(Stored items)
--- BEGIN ---

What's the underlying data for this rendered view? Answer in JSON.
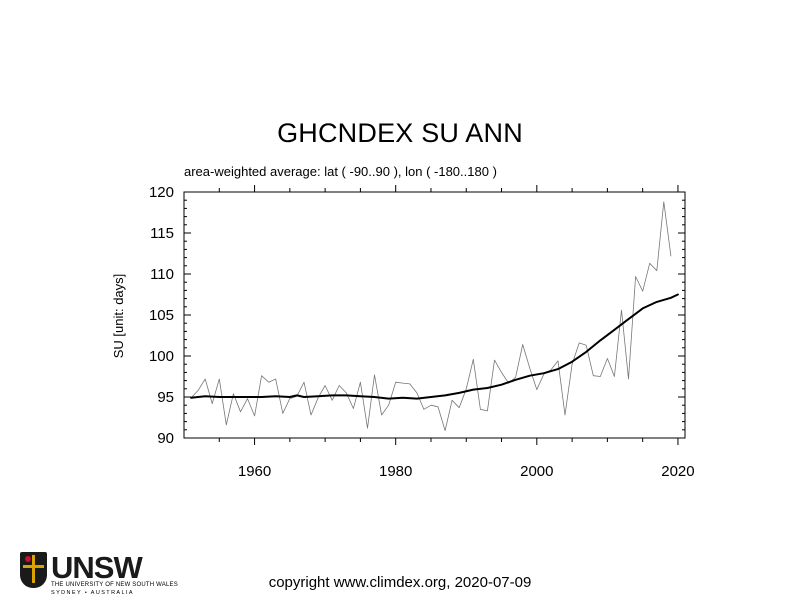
{
  "title": "GHCNDEX SU ANN",
  "subtitle": "area-weighted average: lat ( -90..90 ), lon ( -180..180 )",
  "footer": "copyright www.climdex.org, 2020-07-09",
  "logo": {
    "wordmark": "UNSW",
    "tagline": "THE UNIVERSITY OF NEW SOUTH WALES",
    "location": "SYDNEY • AUSTRALIA"
  },
  "chart_data": {
    "type": "line",
    "title": "GHCNDEX SU ANN",
    "ylabel": "SU [unit: days]",
    "xlabel": "",
    "xlim": [
      1950,
      2021
    ],
    "ylim": [
      90,
      120
    ],
    "x_ticks": [
      1960,
      1980,
      2000,
      2020
    ],
    "y_ticks": [
      90,
      95,
      100,
      105,
      110,
      115,
      120
    ],
    "grid": false,
    "series": [
      {
        "style": "thin-gray",
        "color": "#777777",
        "x": [
          1951,
          1952,
          1953,
          1954,
          1955,
          1956,
          1957,
          1958,
          1959,
          1960,
          1961,
          1962,
          1963,
          1964,
          1965,
          1966,
          1967,
          1968,
          1969,
          1970,
          1971,
          1972,
          1973,
          1974,
          1975,
          1976,
          1977,
          1978,
          1979,
          1980,
          1981,
          1982,
          1983,
          1984,
          1985,
          1986,
          1987,
          1988,
          1989,
          1990,
          1991,
          1992,
          1993,
          1994,
          1995,
          1996,
          1997,
          1998,
          1999,
          2000,
          2001,
          2002,
          2003,
          2004,
          2005,
          2006,
          2007,
          2008,
          2009,
          2010,
          2011,
          2012,
          2013,
          2014,
          2015,
          2016,
          2017,
          2018,
          2019
        ],
        "values": [
          94.9,
          95.8,
          97.2,
          94.2,
          97.2,
          91.6,
          95.4,
          93.2,
          94.8,
          92.7,
          97.6,
          96.8,
          97.2,
          93.0,
          94.8,
          95.1,
          96.8,
          92.8,
          94.9,
          96.4,
          94.6,
          96.4,
          95.5,
          93.6,
          96.8,
          91.2,
          97.7,
          92.8,
          94.0,
          96.8,
          96.7,
          96.6,
          95.5,
          93.5,
          94.0,
          93.8,
          90.9,
          94.6,
          93.7,
          96.0,
          99.6,
          93.5,
          93.3,
          99.5,
          98.0,
          96.7,
          97.4,
          101.4,
          98.5,
          95.9,
          97.8,
          98.3,
          99.4,
          92.8,
          99.0,
          101.6,
          101.3,
          97.6,
          97.5,
          99.7,
          97.5,
          105.6,
          97.2,
          109.7,
          107.9,
          111.3,
          110.4,
          118.8,
          112.2
        ]
      },
      {
        "style": "thick-black-smoothed",
        "color": "#000000",
        "x": [
          1951,
          1953,
          1955,
          1957,
          1959,
          1961,
          1963,
          1965,
          1966,
          1967,
          1969,
          1971,
          1973,
          1975,
          1977,
          1979,
          1981,
          1983,
          1985,
          1987,
          1989,
          1991,
          1993,
          1995,
          1997,
          1999,
          2001,
          2003,
          2005,
          2007,
          2009,
          2011,
          2013,
          2015,
          2017,
          2019,
          2020
        ],
        "values": [
          94.9,
          95.1,
          95.0,
          95.0,
          95.0,
          95.0,
          95.1,
          95.0,
          95.2,
          95.0,
          95.1,
          95.2,
          95.2,
          95.1,
          95.0,
          94.8,
          94.9,
          94.8,
          95.0,
          95.2,
          95.5,
          95.9,
          96.1,
          96.5,
          97.1,
          97.6,
          97.9,
          98.4,
          99.3,
          100.5,
          101.9,
          103.2,
          104.5,
          105.8,
          106.6,
          107.1,
          107.5
        ]
      }
    ]
  }
}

--- END ---

• _PROBLEM DESCRIPTION_
With the pictures left out, transcribe the material exactly.

• _EXERCISE RESPONSE_
What's the underlying data for this rendered view? Answer in JSON.
{
  "title": "GHCNDEX SU ANN",
  "subtitle": "area-weighted average: lat ( -90..90 ), lon ( -180..180 )",
  "footer": "copyright www.climdex.org, 2020-07-09",
  "logo": {
    "wordmark": "UNSW",
    "tagline": "THE UNIVERSITY OF NEW SOUTH WALES",
    "location": "SYDNEY • AUSTRALIA"
  },
  "chart_data": {
    "type": "line",
    "title": "GHCNDEX SU ANN",
    "ylabel": "SU [unit: days]",
    "xlabel": "",
    "xlim": [
      1950,
      2021
    ],
    "ylim": [
      90,
      120
    ],
    "x_ticks": [
      1960,
      1980,
      2000,
      2020
    ],
    "y_ticks": [
      90,
      95,
      100,
      105,
      110,
      115,
      120
    ],
    "grid": false,
    "series": [
      {
        "style": "thin-gray",
        "color": "#777777",
        "x": [
          1951,
          1952,
          1953,
          1954,
          1955,
          1956,
          1957,
          1958,
          1959,
          1960,
          1961,
          1962,
          1963,
          1964,
          1965,
          1966,
          1967,
          1968,
          1969,
          1970,
          1971,
          1972,
          1973,
          1974,
          1975,
          1976,
          1977,
          1978,
          1979,
          1980,
          1981,
          1982,
          1983,
          1984,
          1985,
          1986,
          1987,
          1988,
          1989,
          1990,
          1991,
          1992,
          1993,
          1994,
          1995,
          1996,
          1997,
          1998,
          1999,
          2000,
          2001,
          2002,
          2003,
          2004,
          2005,
          2006,
          2007,
          2008,
          2009,
          2010,
          2011,
          2012,
          2013,
          2014,
          2015,
          2016,
          2017,
          2018,
          2019
        ],
        "values": [
          94.9,
          95.8,
          97.2,
          94.2,
          97.2,
          91.6,
          95.4,
          93.2,
          94.8,
          92.7,
          97.6,
          96.8,
          97.2,
          93.0,
          94.8,
          95.1,
          96.8,
          92.8,
          94.9,
          96.4,
          94.6,
          96.4,
          95.5,
          93.6,
          96.8,
          91.2,
          97.7,
          92.8,
          94.0,
          96.8,
          96.7,
          96.6,
          95.5,
          93.5,
          94.0,
          93.8,
          90.9,
          94.6,
          93.7,
          96.0,
          99.6,
          93.5,
          93.3,
          99.5,
          98.0,
          96.7,
          97.4,
          101.4,
          98.5,
          95.9,
          97.8,
          98.3,
          99.4,
          92.8,
          99.0,
          101.6,
          101.3,
          97.6,
          97.5,
          99.7,
          97.5,
          105.6,
          97.2,
          109.7,
          107.9,
          111.3,
          110.4,
          118.8,
          112.2
        ]
      },
      {
        "style": "thick-black-smoothed",
        "color": "#000000",
        "x": [
          1951,
          1953,
          1955,
          1957,
          1959,
          1961,
          1963,
          1965,
          1966,
          1967,
          1969,
          1971,
          1973,
          1975,
          1977,
          1979,
          1981,
          1983,
          1985,
          1987,
          1989,
          1991,
          1993,
          1995,
          1997,
          1999,
          2001,
          2003,
          2005,
          2007,
          2009,
          2011,
          2013,
          2015,
          2017,
          2019,
          2020
        ],
        "values": [
          94.9,
          95.1,
          95.0,
          95.0,
          95.0,
          95.0,
          95.1,
          95.0,
          95.2,
          95.0,
          95.1,
          95.2,
          95.2,
          95.1,
          95.0,
          94.8,
          94.9,
          94.8,
          95.0,
          95.2,
          95.5,
          95.9,
          96.1,
          96.5,
          97.1,
          97.6,
          97.9,
          98.4,
          99.3,
          100.5,
          101.9,
          103.2,
          104.5,
          105.8,
          106.6,
          107.1,
          107.5
        ]
      }
    ]
  }
}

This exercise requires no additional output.